## Exercise prompt
Copy every record below exactly.
━━ Source data ━━
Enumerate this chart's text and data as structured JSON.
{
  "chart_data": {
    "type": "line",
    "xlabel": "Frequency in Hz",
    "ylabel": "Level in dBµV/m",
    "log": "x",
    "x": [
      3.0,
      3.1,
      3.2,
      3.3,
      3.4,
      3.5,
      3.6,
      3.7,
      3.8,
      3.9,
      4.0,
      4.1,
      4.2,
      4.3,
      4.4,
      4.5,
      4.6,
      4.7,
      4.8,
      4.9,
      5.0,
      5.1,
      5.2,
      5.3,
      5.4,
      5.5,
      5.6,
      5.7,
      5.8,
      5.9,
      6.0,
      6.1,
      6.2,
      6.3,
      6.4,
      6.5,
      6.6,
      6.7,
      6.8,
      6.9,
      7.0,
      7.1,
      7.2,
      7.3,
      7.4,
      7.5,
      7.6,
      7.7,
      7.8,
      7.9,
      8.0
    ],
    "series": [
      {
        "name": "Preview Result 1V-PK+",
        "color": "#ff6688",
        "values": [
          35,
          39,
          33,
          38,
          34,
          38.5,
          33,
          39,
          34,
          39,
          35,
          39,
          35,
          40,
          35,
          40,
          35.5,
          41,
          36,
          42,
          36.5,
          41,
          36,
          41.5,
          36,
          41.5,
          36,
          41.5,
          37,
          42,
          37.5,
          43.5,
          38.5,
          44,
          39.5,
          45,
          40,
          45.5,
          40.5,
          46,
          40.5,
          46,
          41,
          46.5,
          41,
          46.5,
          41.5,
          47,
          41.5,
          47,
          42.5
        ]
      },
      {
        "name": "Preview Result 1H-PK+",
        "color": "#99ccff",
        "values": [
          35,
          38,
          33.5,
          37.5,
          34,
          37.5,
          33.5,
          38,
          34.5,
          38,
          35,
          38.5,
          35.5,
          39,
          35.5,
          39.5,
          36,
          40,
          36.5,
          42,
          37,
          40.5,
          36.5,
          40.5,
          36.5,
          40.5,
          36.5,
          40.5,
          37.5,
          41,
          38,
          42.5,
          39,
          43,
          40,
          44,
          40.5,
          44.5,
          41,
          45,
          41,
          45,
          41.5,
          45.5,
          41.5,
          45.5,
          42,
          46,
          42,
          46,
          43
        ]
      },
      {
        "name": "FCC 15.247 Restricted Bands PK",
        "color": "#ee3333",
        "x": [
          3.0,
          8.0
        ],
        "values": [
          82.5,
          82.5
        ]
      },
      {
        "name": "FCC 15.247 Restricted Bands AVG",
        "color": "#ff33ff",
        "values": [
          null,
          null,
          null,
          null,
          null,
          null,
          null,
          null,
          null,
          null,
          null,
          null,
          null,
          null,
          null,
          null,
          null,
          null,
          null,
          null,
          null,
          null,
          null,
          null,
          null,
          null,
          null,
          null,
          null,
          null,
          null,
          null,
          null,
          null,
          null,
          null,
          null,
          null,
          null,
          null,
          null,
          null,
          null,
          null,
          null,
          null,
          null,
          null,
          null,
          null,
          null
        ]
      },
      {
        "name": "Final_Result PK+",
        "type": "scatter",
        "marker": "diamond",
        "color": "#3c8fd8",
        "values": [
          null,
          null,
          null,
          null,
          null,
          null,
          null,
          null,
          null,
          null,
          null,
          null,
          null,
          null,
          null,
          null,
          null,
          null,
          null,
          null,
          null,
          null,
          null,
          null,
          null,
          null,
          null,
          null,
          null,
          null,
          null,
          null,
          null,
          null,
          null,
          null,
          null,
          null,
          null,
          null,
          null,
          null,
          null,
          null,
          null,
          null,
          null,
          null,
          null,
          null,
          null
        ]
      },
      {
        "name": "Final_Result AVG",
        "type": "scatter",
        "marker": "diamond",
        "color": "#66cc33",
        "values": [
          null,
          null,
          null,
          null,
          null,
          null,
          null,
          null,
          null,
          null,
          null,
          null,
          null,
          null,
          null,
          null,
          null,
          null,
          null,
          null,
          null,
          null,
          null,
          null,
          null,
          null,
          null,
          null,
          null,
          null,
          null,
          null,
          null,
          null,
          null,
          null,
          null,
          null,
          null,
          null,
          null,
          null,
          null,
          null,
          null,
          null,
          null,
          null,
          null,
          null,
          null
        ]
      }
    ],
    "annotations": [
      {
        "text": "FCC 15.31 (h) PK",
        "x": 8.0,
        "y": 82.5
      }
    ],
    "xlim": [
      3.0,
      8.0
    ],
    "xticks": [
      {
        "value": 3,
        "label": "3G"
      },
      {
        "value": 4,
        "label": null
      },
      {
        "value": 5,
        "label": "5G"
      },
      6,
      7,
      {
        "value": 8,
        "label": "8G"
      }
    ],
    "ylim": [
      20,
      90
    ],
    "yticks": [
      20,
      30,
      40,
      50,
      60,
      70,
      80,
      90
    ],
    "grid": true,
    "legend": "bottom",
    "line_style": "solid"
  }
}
━━━
## Answer to the exercise
Enumerate this chart's text and data as structured JSON.
{
  "chart_data": {
    "type": "line",
    "xlabel": "Frequency in Hz",
    "ylabel": "Level in dBµV/m",
    "log": "x",
    "x": [
      3.0,
      3.1,
      3.2,
      3.3,
      3.4,
      3.5,
      3.6,
      3.7,
      3.8,
      3.9,
      4.0,
      4.1,
      4.2,
      4.3,
      4.4,
      4.5,
      4.6,
      4.7,
      4.8,
      4.9,
      5.0,
      5.1,
      5.2,
      5.3,
      5.4,
      5.5,
      5.6,
      5.7,
      5.8,
      5.9,
      6.0,
      6.1,
      6.2,
      6.3,
      6.4,
      6.5,
      6.6,
      6.7,
      6.8,
      6.9,
      7.0,
      7.1,
      7.2,
      7.3,
      7.4,
      7.5,
      7.6,
      7.7,
      7.8,
      7.9,
      8.0
    ],
    "series": [
      {
        "name": "Preview Result 1V-PK+",
        "color": "#ff6688",
        "values": [
          35,
          39,
          33,
          38,
          34,
          38.5,
          33,
          39,
          34,
          39,
          35,
          39,
          35,
          40,
          35,
          40,
          35.5,
          41,
          36,
          42,
          36.5,
          41,
          36,
          41.5,
          36,
          41.5,
          36,
          41.5,
          37,
          42,
          37.5,
          43.5,
          38.5,
          44,
          39.5,
          45,
          40,
          45.5,
          40.5,
          46,
          40.5,
          46,
          41,
          46.5,
          41,
          46.5,
          41.5,
          47,
          41.5,
          47,
          42.5
        ]
      },
      {
        "name": "Preview Result 1H-PK+",
        "color": "#99ccff",
        "values": [
          35,
          38,
          33.5,
          37.5,
          34,
          37.5,
          33.5,
          38,
          34.5,
          38,
          35,
          38.5,
          35.5,
          39,
          35.5,
          39.5,
          36,
          40,
          36.5,
          42,
          37,
          40.5,
          36.5,
          40.5,
          36.5,
          40.5,
          36.5,
          40.5,
          37.5,
          41,
          38,
          42.5,
          39,
          43,
          40,
          44,
          40.5,
          44.5,
          41,
          45,
          41,
          45,
          41.5,
          45.5,
          41.5,
          45.5,
          42,
          46,
          42,
          46,
          43
        ]
      },
      {
        "name": "FCC 15.247 Restricted Bands PK",
        "color": "#ee3333",
        "x": [
          3.0,
          8.0
        ],
        "values": [
          82.5,
          82.5
        ]
      },
      {
        "name": "FCC 15.247 Restricted Bands AVG",
        "color": "#ff33ff",
        "values": [
          null,
          null,
          null,
          null,
          null,
          null,
          null,
          null,
          null,
          null,
          null,
          null,
          null,
          null,
          null,
          null,
          null,
          null,
          null,
          null,
          null,
          null,
          null,
          null,
          null,
          null,
          null,
          null,
          null,
          null,
          null,
          null,
          null,
          null,
          null,
          null,
          null,
          null,
          null,
          null,
          null,
          null,
          null,
          null,
          null,
          null,
          null,
          null,
          null,
          null,
          null
        ]
      },
      {
        "name": "Final_Result PK+",
        "type": "scatter",
        "marker": "diamond",
        "color": "#3c8fd8",
        "values": [
          null,
          null,
          null,
          null,
          null,
          null,
          null,
          null,
          null,
          null,
          null,
          null,
          null,
          null,
          null,
          null,
          null,
          null,
          null,
          null,
          null,
          null,
          null,
          null,
          null,
          null,
          null,
          null,
          null,
          null,
          null,
          null,
          null,
          null,
          null,
          null,
          null,
          null,
          null,
          null,
          null,
          null,
          null,
          null,
          null,
          null,
          null,
          null,
          null,
          null,
          null
        ]
      },
      {
        "name": "Final_Result AVG",
        "type": "scatter",
        "marker": "diamond",
        "color": "#66cc33",
        "values": [
          null,
          null,
          null,
          null,
          null,
          null,
          null,
          null,
          null,
          null,
          null,
          null,
          null,
          null,
          null,
          null,
          null,
          null,
          null,
          null,
          null,
          null,
          null,
          null,
          null,
          null,
          null,
          null,
          null,
          null,
          null,
          null,
          null,
          null,
          null,
          null,
          null,
          null,
          null,
          null,
          null,
          null,
          null,
          null,
          null,
          null,
          null,
          null,
          null,
          null,
          null
        ]
      }
    ],
    "annotations": [
      {
        "text": "FCC 15.31 (h) PK",
        "x": 8.0,
        "y": 82.5
      }
    ],
    "xlim": [
      3.0,
      8.0
    ],
    "xticks": [
      {
        "value": 3,
        "label": "3G"
      },
      {
        "value": 4,
        "label": null
      },
      {
        "value": 5,
        "label": "5G"
      },
      6,
      7,
      {
        "value": 8,
        "label": "8G"
      }
    ],
    "ylim": [
      20,
      90
    ],
    "yticks": [
      20,
      30,
      40,
      50,
      60,
      70,
      80,
      90
    ],
    "grid": true,
    "legend": "bottom",
    "line_style": "solid"
  }
}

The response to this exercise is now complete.